Where does the string "entorno" appear? Copy every line of the entries below that holds it.

[DATA TO USE — start]

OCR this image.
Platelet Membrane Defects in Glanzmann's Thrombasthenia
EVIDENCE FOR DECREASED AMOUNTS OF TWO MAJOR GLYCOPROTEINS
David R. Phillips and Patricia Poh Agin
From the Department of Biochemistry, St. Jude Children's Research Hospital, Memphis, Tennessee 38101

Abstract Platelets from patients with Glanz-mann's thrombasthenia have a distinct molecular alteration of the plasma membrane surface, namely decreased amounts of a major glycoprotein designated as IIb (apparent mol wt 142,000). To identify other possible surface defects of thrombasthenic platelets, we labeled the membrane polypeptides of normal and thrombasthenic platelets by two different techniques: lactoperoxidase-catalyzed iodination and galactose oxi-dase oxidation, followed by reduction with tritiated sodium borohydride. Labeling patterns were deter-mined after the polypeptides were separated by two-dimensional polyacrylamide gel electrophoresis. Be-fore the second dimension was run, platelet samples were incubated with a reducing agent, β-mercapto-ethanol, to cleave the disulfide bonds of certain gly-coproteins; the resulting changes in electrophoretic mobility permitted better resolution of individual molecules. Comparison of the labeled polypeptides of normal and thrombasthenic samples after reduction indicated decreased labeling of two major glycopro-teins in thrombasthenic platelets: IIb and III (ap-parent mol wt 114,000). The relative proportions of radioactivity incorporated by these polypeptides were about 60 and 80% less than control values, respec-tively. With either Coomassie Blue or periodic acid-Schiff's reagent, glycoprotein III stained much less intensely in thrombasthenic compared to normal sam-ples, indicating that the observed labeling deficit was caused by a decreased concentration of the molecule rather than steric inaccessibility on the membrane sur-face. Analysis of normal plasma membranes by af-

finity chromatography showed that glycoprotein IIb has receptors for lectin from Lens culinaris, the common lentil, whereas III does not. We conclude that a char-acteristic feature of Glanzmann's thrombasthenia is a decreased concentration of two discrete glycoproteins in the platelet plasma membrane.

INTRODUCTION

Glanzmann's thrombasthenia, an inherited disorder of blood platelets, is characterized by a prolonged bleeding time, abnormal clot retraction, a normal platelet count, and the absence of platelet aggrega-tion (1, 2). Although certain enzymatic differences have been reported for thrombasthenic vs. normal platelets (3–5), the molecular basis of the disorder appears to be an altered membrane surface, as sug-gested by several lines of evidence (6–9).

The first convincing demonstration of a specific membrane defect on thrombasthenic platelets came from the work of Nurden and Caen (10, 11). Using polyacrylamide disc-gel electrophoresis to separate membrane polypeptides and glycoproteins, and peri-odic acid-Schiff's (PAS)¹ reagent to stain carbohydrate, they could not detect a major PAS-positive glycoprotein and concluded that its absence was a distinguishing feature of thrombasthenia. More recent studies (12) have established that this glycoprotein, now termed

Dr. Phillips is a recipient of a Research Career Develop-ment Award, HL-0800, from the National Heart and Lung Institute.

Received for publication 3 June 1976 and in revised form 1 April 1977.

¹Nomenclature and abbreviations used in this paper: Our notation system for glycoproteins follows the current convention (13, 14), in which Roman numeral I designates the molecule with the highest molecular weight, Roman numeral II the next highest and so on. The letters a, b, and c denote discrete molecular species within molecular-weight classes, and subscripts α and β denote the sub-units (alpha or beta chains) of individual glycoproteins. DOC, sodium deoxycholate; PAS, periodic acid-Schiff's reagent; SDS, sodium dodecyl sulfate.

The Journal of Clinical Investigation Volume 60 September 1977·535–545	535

[DATA TO USE — finish]
[DATA TO USE — start]

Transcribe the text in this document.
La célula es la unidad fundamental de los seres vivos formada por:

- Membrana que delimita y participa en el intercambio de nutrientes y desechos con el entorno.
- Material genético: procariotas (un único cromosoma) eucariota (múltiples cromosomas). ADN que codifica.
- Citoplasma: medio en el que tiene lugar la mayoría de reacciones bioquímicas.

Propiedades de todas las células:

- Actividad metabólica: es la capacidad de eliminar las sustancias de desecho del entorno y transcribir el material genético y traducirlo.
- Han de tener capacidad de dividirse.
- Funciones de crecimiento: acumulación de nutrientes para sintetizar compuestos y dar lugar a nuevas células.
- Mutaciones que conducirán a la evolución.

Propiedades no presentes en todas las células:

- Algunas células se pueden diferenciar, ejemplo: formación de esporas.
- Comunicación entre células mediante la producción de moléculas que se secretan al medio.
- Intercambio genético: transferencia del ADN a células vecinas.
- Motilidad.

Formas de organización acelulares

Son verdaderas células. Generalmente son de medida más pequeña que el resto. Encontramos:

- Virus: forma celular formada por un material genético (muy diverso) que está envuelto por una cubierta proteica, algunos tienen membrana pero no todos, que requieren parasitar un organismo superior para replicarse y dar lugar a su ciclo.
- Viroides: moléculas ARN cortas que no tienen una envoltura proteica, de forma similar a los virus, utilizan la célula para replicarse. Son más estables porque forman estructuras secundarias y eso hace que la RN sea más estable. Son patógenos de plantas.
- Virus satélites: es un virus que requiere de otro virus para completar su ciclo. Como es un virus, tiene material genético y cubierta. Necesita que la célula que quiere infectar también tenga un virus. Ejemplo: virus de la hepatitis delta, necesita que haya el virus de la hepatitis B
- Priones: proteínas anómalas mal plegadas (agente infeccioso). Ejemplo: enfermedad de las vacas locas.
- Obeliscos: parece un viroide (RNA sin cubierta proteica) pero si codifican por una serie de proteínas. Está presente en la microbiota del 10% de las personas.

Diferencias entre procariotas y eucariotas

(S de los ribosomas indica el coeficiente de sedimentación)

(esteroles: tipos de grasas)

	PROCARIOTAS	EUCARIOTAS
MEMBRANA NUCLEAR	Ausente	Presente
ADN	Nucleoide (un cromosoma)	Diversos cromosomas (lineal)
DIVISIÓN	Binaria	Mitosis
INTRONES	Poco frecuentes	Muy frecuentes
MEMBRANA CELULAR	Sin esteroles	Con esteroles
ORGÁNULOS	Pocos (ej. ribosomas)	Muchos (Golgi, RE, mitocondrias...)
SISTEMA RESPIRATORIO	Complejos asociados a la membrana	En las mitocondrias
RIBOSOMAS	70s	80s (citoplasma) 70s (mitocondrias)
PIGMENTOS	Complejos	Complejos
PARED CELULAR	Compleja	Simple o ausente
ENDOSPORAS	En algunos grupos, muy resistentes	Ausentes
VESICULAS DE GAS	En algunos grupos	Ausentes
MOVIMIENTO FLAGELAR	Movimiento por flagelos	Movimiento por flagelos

[DATA TO USE — finish]

**RESPONSE TO THE EXERCISE**
- Membrana que delimita y participa en el intercambio de nutrientes y desechos con el entorno.
- Actividad metabólica: es la capacidad de eliminar las sustancias de desecho del entorno y transcribir el material genético y traducirlo.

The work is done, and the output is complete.